- **Task statement**: Find every line containing the word "care" in the records below; report only how many there are.

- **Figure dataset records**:
▽

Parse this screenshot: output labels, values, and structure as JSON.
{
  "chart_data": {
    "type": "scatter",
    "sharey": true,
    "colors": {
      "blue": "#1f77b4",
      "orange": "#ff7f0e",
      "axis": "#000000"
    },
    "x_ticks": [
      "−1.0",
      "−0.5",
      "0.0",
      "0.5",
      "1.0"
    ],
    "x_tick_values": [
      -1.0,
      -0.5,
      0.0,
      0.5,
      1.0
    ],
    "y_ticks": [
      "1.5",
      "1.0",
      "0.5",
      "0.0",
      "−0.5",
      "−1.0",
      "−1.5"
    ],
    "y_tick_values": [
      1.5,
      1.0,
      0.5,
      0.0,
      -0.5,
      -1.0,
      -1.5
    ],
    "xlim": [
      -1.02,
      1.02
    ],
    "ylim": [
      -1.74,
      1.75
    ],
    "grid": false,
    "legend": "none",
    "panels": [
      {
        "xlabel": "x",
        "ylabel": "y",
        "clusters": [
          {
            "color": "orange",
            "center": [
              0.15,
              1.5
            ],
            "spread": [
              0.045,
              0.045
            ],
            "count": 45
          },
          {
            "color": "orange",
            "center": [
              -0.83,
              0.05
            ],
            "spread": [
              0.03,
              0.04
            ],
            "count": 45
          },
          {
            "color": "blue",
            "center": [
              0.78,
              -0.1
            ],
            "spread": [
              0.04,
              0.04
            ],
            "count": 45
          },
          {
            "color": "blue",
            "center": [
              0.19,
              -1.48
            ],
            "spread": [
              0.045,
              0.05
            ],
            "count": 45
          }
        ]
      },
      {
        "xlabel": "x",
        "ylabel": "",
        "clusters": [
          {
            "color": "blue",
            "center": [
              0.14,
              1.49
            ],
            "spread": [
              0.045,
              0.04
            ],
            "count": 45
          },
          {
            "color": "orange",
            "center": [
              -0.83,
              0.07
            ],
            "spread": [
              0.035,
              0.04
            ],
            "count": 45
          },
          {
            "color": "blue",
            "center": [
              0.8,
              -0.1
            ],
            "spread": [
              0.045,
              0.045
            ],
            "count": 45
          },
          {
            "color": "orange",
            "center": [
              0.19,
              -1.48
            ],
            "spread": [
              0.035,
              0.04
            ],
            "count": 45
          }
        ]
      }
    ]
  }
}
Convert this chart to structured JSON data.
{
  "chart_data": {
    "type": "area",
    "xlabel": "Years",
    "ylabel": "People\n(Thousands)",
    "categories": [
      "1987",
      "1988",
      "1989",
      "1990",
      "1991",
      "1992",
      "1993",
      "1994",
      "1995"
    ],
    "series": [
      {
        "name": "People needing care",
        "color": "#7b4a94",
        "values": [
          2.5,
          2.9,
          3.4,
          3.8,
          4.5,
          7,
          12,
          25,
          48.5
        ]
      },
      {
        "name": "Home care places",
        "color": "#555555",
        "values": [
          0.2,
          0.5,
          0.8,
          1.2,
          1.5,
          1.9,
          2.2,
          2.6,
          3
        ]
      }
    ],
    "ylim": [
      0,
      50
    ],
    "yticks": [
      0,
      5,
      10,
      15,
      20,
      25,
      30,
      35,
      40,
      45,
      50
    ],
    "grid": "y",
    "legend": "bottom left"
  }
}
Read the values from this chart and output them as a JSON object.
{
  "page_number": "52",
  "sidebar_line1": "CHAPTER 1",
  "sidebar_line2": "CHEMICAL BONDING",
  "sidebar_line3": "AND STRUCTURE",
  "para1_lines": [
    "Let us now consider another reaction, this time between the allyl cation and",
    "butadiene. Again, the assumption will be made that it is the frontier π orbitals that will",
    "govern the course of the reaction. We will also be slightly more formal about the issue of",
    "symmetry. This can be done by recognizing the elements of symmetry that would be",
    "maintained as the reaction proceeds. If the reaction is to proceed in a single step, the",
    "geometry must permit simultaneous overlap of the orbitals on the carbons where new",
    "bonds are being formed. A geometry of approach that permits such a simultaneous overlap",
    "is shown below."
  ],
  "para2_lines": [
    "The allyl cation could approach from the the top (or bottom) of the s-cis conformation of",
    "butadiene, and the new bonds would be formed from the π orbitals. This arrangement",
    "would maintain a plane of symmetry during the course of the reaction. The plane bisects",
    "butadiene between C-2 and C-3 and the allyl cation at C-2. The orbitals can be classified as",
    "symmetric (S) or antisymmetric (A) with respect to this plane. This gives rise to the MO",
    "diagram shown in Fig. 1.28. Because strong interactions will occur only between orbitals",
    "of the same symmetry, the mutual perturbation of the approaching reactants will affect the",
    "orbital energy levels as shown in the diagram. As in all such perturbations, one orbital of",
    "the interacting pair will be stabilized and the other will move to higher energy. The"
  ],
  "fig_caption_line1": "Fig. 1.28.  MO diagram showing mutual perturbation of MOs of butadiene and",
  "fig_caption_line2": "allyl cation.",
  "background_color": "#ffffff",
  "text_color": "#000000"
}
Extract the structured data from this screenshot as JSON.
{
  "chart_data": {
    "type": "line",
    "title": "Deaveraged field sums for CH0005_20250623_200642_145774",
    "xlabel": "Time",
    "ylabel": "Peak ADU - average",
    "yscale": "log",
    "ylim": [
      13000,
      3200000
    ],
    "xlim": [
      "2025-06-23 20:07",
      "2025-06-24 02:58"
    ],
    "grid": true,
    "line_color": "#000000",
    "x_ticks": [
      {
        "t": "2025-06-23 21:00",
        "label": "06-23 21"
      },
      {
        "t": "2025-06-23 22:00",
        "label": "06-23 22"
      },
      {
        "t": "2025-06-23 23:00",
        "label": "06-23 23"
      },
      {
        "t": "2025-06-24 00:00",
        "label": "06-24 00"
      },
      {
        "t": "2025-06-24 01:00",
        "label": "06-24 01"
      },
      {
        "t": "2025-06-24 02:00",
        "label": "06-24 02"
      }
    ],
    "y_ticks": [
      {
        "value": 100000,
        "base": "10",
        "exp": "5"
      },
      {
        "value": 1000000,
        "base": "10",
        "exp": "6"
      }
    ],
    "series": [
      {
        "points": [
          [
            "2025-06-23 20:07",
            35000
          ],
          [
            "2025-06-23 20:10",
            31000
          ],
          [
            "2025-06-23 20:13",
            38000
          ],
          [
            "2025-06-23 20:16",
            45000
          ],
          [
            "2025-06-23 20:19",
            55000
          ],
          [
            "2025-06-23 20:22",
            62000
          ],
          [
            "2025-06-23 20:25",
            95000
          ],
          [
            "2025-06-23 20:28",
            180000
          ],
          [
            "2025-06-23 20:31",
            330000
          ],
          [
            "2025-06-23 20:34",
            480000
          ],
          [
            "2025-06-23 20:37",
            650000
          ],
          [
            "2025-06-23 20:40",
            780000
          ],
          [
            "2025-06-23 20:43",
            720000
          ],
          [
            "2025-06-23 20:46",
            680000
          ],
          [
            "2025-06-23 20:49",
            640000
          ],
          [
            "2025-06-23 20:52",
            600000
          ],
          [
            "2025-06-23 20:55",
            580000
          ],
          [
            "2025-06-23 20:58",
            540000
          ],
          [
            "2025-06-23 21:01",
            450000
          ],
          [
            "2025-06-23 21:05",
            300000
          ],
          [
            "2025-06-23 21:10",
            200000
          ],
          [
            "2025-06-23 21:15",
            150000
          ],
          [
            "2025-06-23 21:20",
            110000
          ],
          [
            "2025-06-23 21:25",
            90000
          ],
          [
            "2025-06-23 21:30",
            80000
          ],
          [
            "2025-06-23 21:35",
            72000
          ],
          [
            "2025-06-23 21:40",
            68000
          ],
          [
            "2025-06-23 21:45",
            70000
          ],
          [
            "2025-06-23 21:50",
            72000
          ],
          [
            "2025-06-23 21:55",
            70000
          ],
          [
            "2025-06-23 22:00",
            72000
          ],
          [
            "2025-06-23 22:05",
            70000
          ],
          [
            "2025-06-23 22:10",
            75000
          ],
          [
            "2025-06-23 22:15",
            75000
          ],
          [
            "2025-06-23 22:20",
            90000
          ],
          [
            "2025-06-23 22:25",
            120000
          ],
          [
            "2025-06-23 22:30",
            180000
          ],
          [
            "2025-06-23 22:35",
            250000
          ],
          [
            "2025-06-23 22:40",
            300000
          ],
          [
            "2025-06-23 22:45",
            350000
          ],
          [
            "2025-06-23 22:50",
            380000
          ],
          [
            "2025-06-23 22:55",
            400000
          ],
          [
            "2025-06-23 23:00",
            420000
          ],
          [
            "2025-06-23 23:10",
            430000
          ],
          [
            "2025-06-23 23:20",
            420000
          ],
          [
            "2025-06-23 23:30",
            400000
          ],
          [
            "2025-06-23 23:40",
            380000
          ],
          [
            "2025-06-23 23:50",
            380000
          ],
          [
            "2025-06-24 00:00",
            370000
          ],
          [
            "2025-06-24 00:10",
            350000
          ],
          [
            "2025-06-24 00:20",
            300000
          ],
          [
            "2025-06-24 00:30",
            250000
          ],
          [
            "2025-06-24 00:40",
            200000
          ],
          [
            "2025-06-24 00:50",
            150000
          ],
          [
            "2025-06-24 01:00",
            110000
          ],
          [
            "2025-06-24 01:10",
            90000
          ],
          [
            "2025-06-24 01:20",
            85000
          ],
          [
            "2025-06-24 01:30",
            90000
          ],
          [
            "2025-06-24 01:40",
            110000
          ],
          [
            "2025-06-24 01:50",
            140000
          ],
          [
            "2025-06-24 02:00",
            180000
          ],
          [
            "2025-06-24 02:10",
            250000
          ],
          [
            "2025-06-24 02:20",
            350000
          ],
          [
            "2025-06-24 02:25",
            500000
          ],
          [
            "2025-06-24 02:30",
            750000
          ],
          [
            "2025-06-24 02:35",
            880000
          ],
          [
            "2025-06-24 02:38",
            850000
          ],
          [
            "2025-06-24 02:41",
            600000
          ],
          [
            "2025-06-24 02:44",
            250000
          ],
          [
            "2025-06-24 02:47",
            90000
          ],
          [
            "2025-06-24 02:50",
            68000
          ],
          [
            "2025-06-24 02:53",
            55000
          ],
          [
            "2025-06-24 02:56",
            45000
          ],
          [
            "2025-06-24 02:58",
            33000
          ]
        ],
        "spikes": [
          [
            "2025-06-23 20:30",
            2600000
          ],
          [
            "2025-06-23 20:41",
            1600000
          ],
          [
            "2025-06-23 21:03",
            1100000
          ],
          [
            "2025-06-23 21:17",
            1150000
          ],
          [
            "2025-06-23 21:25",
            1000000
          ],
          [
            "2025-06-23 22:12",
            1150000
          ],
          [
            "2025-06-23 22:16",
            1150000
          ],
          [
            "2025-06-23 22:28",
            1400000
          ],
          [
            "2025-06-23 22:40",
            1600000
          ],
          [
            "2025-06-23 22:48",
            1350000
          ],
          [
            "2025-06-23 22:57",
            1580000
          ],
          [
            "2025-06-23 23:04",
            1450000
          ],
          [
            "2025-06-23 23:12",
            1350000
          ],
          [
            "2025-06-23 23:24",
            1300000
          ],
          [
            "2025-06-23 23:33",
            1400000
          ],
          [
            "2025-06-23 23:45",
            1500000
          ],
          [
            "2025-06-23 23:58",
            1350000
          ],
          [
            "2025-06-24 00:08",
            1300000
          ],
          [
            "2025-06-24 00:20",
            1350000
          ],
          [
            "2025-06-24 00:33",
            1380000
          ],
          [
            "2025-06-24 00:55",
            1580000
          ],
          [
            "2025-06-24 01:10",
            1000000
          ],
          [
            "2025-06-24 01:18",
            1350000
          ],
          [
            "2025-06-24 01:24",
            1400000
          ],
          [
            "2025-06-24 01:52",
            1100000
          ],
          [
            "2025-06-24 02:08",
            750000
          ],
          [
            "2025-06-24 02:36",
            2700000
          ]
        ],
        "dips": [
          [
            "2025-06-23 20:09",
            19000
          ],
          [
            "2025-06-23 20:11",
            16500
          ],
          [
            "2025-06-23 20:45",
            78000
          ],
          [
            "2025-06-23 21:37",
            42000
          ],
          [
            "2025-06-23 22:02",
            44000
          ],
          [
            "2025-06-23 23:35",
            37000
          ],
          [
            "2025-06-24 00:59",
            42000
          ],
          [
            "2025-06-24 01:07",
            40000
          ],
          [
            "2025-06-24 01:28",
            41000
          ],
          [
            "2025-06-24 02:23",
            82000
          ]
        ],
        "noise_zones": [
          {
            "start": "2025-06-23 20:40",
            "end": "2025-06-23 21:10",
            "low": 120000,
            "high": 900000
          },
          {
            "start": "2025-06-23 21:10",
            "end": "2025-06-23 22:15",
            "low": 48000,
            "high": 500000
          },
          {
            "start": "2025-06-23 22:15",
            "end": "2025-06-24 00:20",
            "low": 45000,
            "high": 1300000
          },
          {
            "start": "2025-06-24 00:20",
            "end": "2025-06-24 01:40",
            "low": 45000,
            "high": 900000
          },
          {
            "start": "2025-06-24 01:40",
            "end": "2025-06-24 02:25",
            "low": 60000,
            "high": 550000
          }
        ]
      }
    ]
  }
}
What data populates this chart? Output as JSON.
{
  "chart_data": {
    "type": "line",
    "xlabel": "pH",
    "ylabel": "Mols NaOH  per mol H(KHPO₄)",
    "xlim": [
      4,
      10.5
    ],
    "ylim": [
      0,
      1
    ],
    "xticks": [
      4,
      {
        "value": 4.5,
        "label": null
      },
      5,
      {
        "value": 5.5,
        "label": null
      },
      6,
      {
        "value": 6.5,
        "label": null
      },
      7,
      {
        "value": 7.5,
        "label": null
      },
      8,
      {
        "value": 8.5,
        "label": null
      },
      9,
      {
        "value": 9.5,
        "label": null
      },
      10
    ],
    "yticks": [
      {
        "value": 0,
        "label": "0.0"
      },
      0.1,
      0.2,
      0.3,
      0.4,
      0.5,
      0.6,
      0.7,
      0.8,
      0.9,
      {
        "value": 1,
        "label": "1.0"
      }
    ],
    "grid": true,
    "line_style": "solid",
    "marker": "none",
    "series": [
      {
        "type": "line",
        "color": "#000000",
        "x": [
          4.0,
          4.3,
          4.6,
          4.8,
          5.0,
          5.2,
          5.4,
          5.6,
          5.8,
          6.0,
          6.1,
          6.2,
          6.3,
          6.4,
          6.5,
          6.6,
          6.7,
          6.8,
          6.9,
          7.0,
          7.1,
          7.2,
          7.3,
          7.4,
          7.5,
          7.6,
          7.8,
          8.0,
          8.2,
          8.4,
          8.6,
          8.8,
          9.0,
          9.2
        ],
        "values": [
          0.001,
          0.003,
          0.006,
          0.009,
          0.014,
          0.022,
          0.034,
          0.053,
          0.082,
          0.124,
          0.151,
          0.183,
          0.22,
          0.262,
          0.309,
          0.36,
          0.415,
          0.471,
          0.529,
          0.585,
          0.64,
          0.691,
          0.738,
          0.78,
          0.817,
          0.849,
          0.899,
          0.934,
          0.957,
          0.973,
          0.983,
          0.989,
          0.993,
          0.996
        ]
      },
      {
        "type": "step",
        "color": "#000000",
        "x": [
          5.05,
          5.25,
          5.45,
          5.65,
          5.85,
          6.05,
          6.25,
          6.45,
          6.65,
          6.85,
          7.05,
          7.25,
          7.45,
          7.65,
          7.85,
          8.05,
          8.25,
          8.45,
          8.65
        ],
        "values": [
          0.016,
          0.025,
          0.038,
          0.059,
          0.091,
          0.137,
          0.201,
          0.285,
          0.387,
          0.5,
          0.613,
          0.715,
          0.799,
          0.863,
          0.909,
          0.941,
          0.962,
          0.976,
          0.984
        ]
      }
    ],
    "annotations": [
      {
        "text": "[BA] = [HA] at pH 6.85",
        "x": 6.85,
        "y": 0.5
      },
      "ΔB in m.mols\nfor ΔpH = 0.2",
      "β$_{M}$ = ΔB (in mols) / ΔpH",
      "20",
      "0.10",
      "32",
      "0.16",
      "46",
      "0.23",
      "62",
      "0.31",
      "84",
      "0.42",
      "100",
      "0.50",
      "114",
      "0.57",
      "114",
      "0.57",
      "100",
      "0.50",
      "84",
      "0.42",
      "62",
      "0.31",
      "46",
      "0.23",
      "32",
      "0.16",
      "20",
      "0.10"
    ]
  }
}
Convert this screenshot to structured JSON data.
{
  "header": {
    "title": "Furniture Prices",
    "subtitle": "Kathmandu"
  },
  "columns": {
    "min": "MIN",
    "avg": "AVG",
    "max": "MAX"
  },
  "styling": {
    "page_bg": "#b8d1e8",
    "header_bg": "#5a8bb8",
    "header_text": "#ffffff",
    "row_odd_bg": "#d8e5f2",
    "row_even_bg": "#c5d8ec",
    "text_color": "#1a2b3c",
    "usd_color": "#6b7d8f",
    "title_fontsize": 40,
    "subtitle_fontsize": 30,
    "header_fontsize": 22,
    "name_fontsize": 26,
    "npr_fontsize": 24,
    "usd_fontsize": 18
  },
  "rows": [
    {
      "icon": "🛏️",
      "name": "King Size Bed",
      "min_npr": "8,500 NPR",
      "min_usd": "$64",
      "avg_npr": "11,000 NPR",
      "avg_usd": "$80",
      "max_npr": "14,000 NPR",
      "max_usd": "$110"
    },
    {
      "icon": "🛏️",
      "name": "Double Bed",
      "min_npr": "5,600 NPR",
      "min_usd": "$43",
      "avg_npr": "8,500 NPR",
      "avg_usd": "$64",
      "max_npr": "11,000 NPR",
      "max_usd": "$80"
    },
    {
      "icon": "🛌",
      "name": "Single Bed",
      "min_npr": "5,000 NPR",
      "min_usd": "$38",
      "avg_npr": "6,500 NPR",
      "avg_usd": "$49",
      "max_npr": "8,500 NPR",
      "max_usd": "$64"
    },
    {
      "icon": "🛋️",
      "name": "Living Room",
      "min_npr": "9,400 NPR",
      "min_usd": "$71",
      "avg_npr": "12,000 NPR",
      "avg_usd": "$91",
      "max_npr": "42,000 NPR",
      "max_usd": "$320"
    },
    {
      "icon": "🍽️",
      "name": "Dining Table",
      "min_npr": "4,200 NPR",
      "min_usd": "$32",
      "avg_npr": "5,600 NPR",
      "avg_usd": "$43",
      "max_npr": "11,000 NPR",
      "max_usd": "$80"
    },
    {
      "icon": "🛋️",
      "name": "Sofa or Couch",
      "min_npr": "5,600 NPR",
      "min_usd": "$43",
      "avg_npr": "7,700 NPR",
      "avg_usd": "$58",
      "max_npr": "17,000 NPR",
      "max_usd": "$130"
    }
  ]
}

△

- **Answer in full**: 2